* _WHAT IS NEEDED_
Every line below is to be copied exactly, with the pictures left out.

# Start of RECORDS SUPPLIED

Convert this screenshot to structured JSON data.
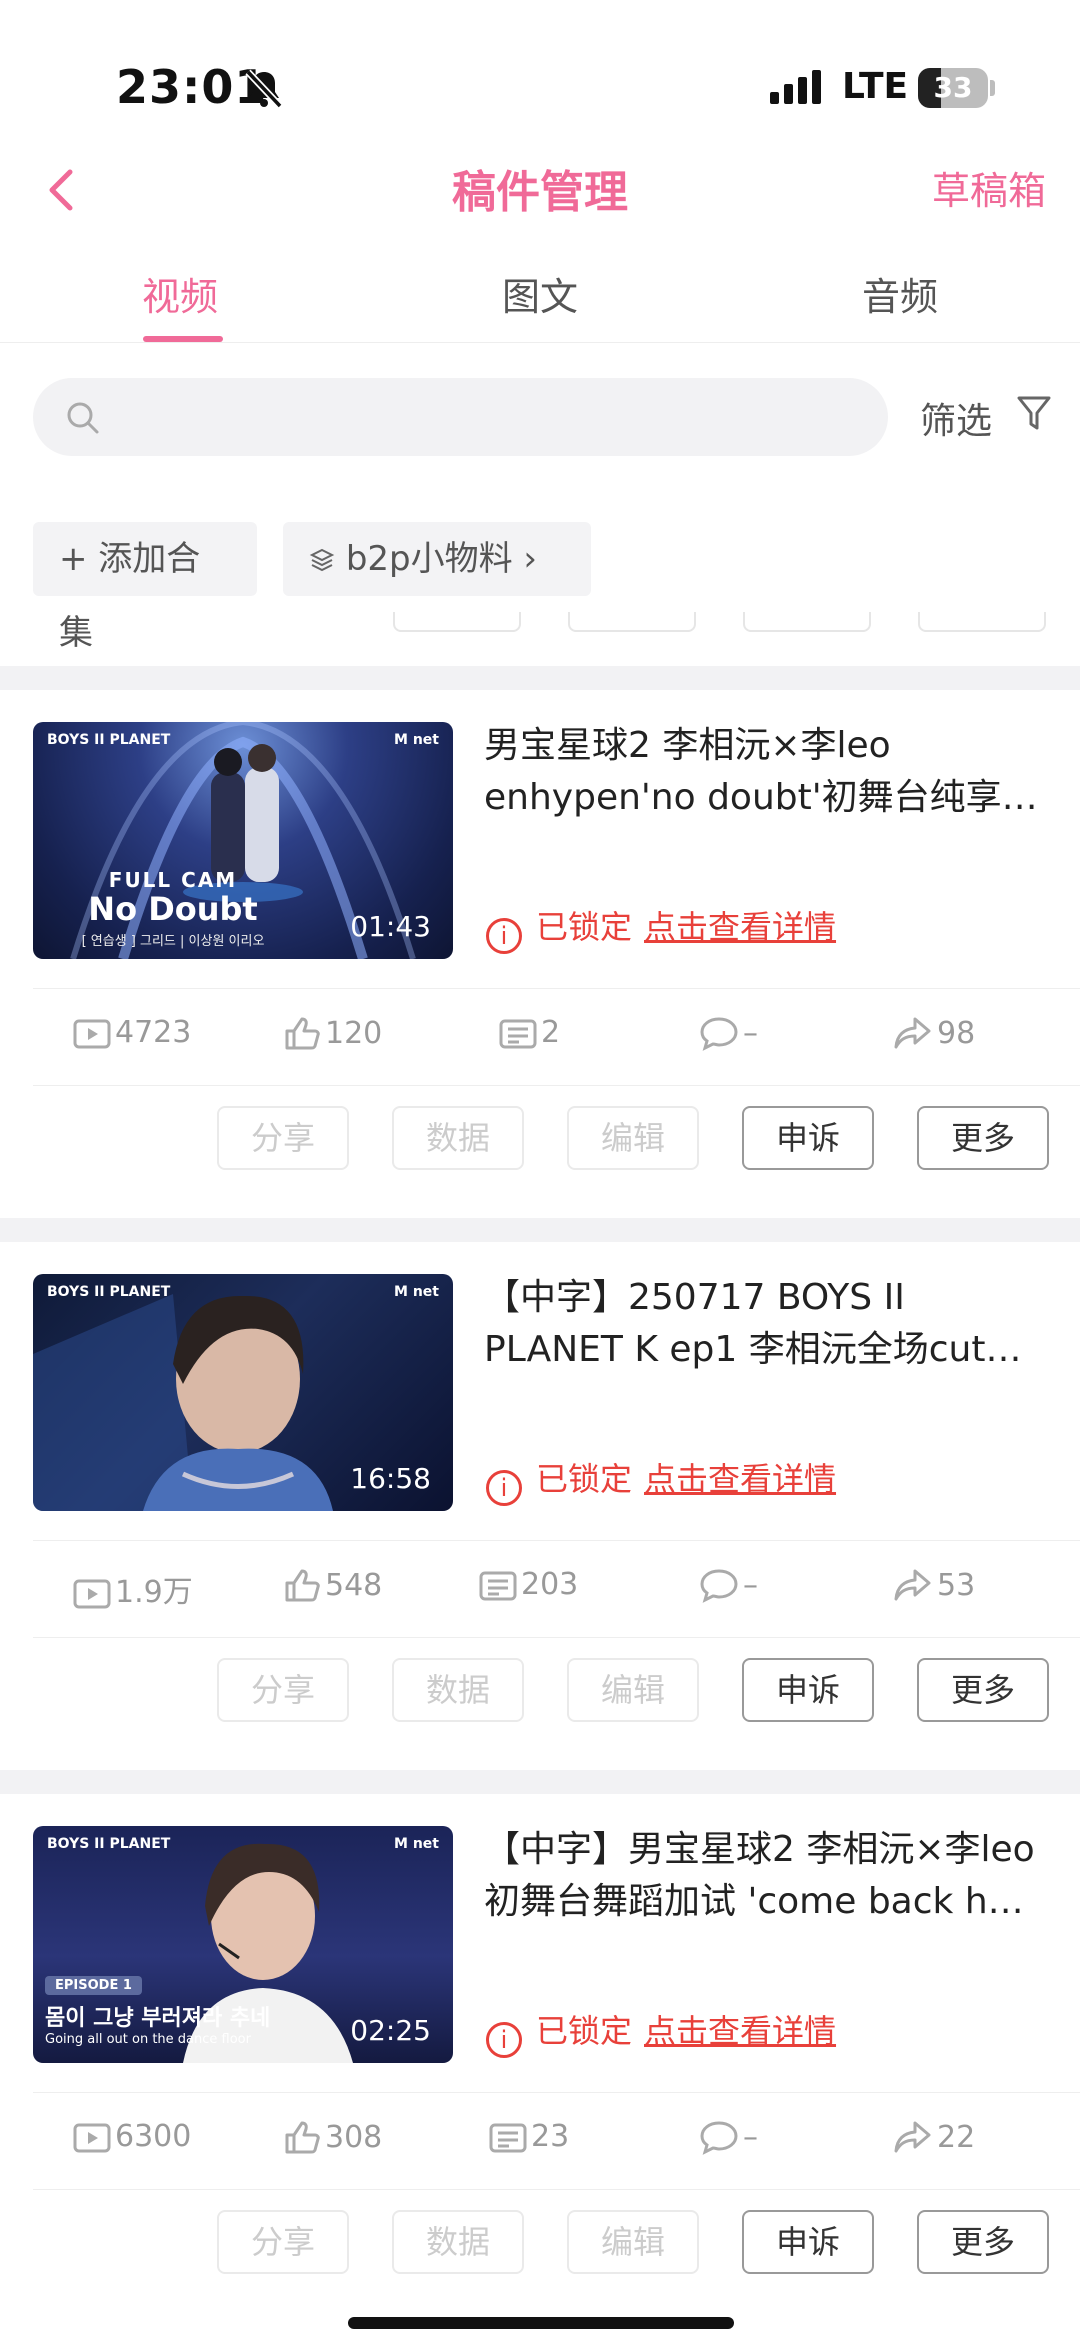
{
  "status_bar": {
    "time": "23:01",
    "network": "LTE",
    "battery": "33",
    "battery_level": 0.33
  },
  "nav": {
    "title": "稿件管理",
    "right_label": "草稿箱"
  },
  "tabs": [
    {
      "label": "视频",
      "active": true
    },
    {
      "label": "图文",
      "active": false
    },
    {
      "label": "音频",
      "active": false
    }
  ],
  "search": {
    "placeholder": ""
  },
  "filter_label": "筛选",
  "chips": {
    "add_label": "+ 添加合集",
    "collection_label": "b2p小物料 ›"
  },
  "action_labels": {
    "share": "分享",
    "data": "数据",
    "edit": "编辑",
    "appeal": "申诉",
    "more": "更多"
  },
  "videos": [
    {
      "title": "男宝星球2 李相沅×李leo enhypen'no doubt'初舞台纯享…",
      "duration": "01:43",
      "locked_label": "已锁定",
      "locked_link": "点击查看详情",
      "stats": {
        "plays": "4723",
        "likes": "120",
        "comments": "2",
        "danmaku": "–",
        "shares": "98"
      },
      "thumb_caption": "FULL CAM",
      "thumb_subtitle": "No Doubt",
      "thumb_credit": "[ 연습생 ] 그리드 | 이상원 이리오",
      "thumb_brand_left": "BOYS II PLANET",
      "thumb_brand_right": "M net"
    },
    {
      "title": "【中字】250717 BOYS II PLANET K ep1 李相沅全场cut…",
      "duration": "16:58",
      "locked_label": "已锁定",
      "locked_link": "点击查看详情",
      "stats": {
        "plays": "1.9万",
        "likes": "548",
        "comments": "203",
        "danmaku": "–",
        "shares": "53"
      },
      "thumb_brand_left": "BOYS II PLANET",
      "thumb_brand_right": "M net"
    },
    {
      "title": "【中字】男宝星球2 李相沅×李leo 初舞台舞蹈加试 'come back h…",
      "duration": "02:25",
      "locked_label": "已锁定",
      "locked_link": "点击查看详情",
      "stats": {
        "plays": "6300",
        "likes": "308",
        "comments": "23",
        "danmaku": "–",
        "shares": "22"
      },
      "thumb_badge": "EPISODE 1",
      "thumb_caption": "몸이 그냥 부러져라 추네",
      "thumb_subtitle": "Going all out on the dance floor",
      "thumb_brand_left": "BOYS II PLANET",
      "thumb_brand_right": "M net"
    }
  ]
}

# End of RECORDS SUPPLIED

* _EXERCISE OUTPUT_
Convert this screenshot to structured JSON data.
{
  "status_bar": {
    "time": "23:01",
    "network": "LTE",
    "battery": "33",
    "battery_level": 0.33
  },
  "nav": {
    "title": "稿件管理",
    "right_label": "草稿箱"
  },
  "tabs": [
    {
      "label": "视频",
      "active": true
    },
    {
      "label": "图文",
      "active": false
    },
    {
      "label": "音频",
      "active": false
    }
  ],
  "search": {
    "placeholder": ""
  },
  "filter_label": "筛选",
  "chips": {
    "add_label": "+ 添加合集",
    "collection_label": "b2p小物料 ›"
  },
  "action_labels": {
    "share": "分享",
    "data": "数据",
    "edit": "编辑",
    "appeal": "申诉",
    "more": "更多"
  },
  "videos": [
    {
      "title": "男宝星球2 李相沅×李leo enhypen'no doubt'初舞台纯享…",
      "duration": "01:43",
      "locked_label": "已锁定",
      "locked_link": "点击查看详情",
      "stats": {
        "plays": "4723",
        "likes": "120",
        "comments": "2",
        "danmaku": "–",
        "shares": "98"
      },
      "thumb_caption": "FULL CAM",
      "thumb_subtitle": "No Doubt",
      "thumb_credit": "[ 연습생 ] 그리드 | 이상원 이리오",
      "thumb_brand_left": "BOYS II PLANET",
      "thumb_brand_right": "M net"
    },
    {
      "title": "【中字】250717 BOYS II PLANET K ep1 李相沅全场cut…",
      "duration": "16:58",
      "locked_label": "已锁定",
      "locked_link": "点击查看详情",
      "stats": {
        "plays": "1.9万",
        "likes": "548",
        "comments": "203",
        "danmaku": "–",
        "shares": "53"
      },
      "thumb_brand_left": "BOYS II PLANET",
      "thumb_brand_right": "M net"
    },
    {
      "title": "【中字】男宝星球2 李相沅×李leo 初舞台舞蹈加试 'come back h…",
      "duration": "02:25",
      "locked_label": "已锁定",
      "locked_link": "点击查看详情",
      "stats": {
        "plays": "6300",
        "likes": "308",
        "comments": "23",
        "danmaku": "–",
        "shares": "22"
      },
      "thumb_badge": "EPISODE 1",
      "thumb_caption": "몸이 그냥 부러져라 추네",
      "thumb_subtitle": "Going all out on the dance floor",
      "thumb_brand_left": "BOYS II PLANET",
      "thumb_brand_right": "M net"
    }
  ]
}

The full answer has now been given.